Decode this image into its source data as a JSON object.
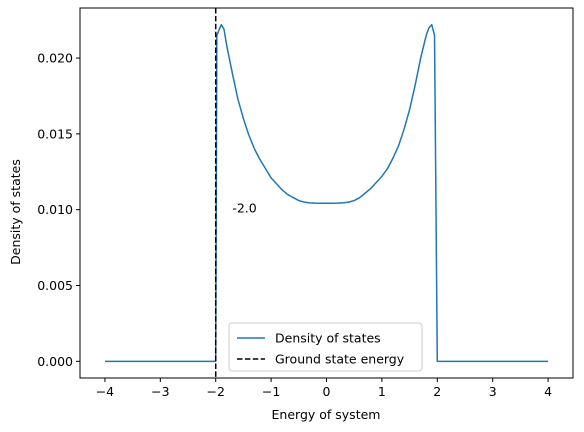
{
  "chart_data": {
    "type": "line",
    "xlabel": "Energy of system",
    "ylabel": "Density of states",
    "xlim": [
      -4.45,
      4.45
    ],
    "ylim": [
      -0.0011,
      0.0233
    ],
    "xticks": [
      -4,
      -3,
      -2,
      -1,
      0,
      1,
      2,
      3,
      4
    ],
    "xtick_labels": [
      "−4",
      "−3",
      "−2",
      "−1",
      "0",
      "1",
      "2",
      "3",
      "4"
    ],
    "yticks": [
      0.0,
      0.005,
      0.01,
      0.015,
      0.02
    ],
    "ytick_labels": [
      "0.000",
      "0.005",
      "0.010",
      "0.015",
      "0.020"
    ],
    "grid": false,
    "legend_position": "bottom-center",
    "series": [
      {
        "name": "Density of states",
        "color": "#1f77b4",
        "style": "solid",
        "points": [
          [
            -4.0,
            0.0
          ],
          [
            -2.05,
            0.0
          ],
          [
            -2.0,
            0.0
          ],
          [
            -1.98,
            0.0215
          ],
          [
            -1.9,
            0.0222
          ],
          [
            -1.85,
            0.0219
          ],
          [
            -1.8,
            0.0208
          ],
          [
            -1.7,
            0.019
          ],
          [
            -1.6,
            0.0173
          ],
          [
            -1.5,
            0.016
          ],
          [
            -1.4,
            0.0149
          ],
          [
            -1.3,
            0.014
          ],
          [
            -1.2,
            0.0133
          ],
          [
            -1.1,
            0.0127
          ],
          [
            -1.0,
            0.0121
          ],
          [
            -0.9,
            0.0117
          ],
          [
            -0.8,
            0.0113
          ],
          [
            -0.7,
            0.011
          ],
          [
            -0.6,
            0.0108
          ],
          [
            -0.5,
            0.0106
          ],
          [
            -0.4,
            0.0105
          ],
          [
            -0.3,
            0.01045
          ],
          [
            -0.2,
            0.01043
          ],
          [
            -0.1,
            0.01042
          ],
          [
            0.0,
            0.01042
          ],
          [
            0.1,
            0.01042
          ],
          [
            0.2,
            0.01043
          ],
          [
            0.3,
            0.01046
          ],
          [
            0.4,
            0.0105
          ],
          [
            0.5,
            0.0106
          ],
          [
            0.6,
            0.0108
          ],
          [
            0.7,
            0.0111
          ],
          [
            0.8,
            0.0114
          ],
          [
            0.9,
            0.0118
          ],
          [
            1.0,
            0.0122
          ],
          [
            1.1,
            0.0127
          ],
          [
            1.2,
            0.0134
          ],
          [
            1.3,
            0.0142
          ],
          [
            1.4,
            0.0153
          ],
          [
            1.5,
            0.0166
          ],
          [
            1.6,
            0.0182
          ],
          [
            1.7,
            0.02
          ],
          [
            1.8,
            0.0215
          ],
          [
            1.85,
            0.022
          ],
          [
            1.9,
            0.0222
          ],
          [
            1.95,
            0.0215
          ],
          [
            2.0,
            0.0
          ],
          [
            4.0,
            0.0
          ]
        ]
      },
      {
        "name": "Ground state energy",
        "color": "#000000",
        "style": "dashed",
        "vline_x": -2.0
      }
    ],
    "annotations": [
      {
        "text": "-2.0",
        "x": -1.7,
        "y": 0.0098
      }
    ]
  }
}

------------

• **WHAT THE TASK ASKS**
Leave out all images, then reproduce the entries above exactly.

• **THE SOLUTION**
Decode this image into its source data as a JSON object.
{
  "chart_data": {
    "type": "line",
    "xlabel": "Energy of system",
    "ylabel": "Density of states",
    "xlim": [
      -4.45,
      4.45
    ],
    "ylim": [
      -0.0011,
      0.0233
    ],
    "xticks": [
      -4,
      -3,
      -2,
      -1,
      0,
      1,
      2,
      3,
      4
    ],
    "xtick_labels": [
      "−4",
      "−3",
      "−2",
      "−1",
      "0",
      "1",
      "2",
      "3",
      "4"
    ],
    "yticks": [
      0.0,
      0.005,
      0.01,
      0.015,
      0.02
    ],
    "ytick_labels": [
      "0.000",
      "0.005",
      "0.010",
      "0.015",
      "0.020"
    ],
    "grid": false,
    "legend_position": "bottom-center",
    "series": [
      {
        "name": "Density of states",
        "color": "#1f77b4",
        "style": "solid",
        "points": [
          [
            -4.0,
            0.0
          ],
          [
            -2.05,
            0.0
          ],
          [
            -2.0,
            0.0
          ],
          [
            -1.98,
            0.0215
          ],
          [
            -1.9,
            0.0222
          ],
          [
            -1.85,
            0.0219
          ],
          [
            -1.8,
            0.0208
          ],
          [
            -1.7,
            0.019
          ],
          [
            -1.6,
            0.0173
          ],
          [
            -1.5,
            0.016
          ],
          [
            -1.4,
            0.0149
          ],
          [
            -1.3,
            0.014
          ],
          [
            -1.2,
            0.0133
          ],
          [
            -1.1,
            0.0127
          ],
          [
            -1.0,
            0.0121
          ],
          [
            -0.9,
            0.0117
          ],
          [
            -0.8,
            0.0113
          ],
          [
            -0.7,
            0.011
          ],
          [
            -0.6,
            0.0108
          ],
          [
            -0.5,
            0.0106
          ],
          [
            -0.4,
            0.0105
          ],
          [
            -0.3,
            0.01045
          ],
          [
            -0.2,
            0.01043
          ],
          [
            -0.1,
            0.01042
          ],
          [
            0.0,
            0.01042
          ],
          [
            0.1,
            0.01042
          ],
          [
            0.2,
            0.01043
          ],
          [
            0.3,
            0.01046
          ],
          [
            0.4,
            0.0105
          ],
          [
            0.5,
            0.0106
          ],
          [
            0.6,
            0.0108
          ],
          [
            0.7,
            0.0111
          ],
          [
            0.8,
            0.0114
          ],
          [
            0.9,
            0.0118
          ],
          [
            1.0,
            0.0122
          ],
          [
            1.1,
            0.0127
          ],
          [
            1.2,
            0.0134
          ],
          [
            1.3,
            0.0142
          ],
          [
            1.4,
            0.0153
          ],
          [
            1.5,
            0.0166
          ],
          [
            1.6,
            0.0182
          ],
          [
            1.7,
            0.02
          ],
          [
            1.8,
            0.0215
          ],
          [
            1.85,
            0.022
          ],
          [
            1.9,
            0.0222
          ],
          [
            1.95,
            0.0215
          ],
          [
            2.0,
            0.0
          ],
          [
            4.0,
            0.0
          ]
        ]
      },
      {
        "name": "Ground state energy",
        "color": "#000000",
        "style": "dashed",
        "vline_x": -2.0
      }
    ],
    "annotations": [
      {
        "text": "-2.0",
        "x": -1.7,
        "y": 0.0098
      }
    ]
  }
}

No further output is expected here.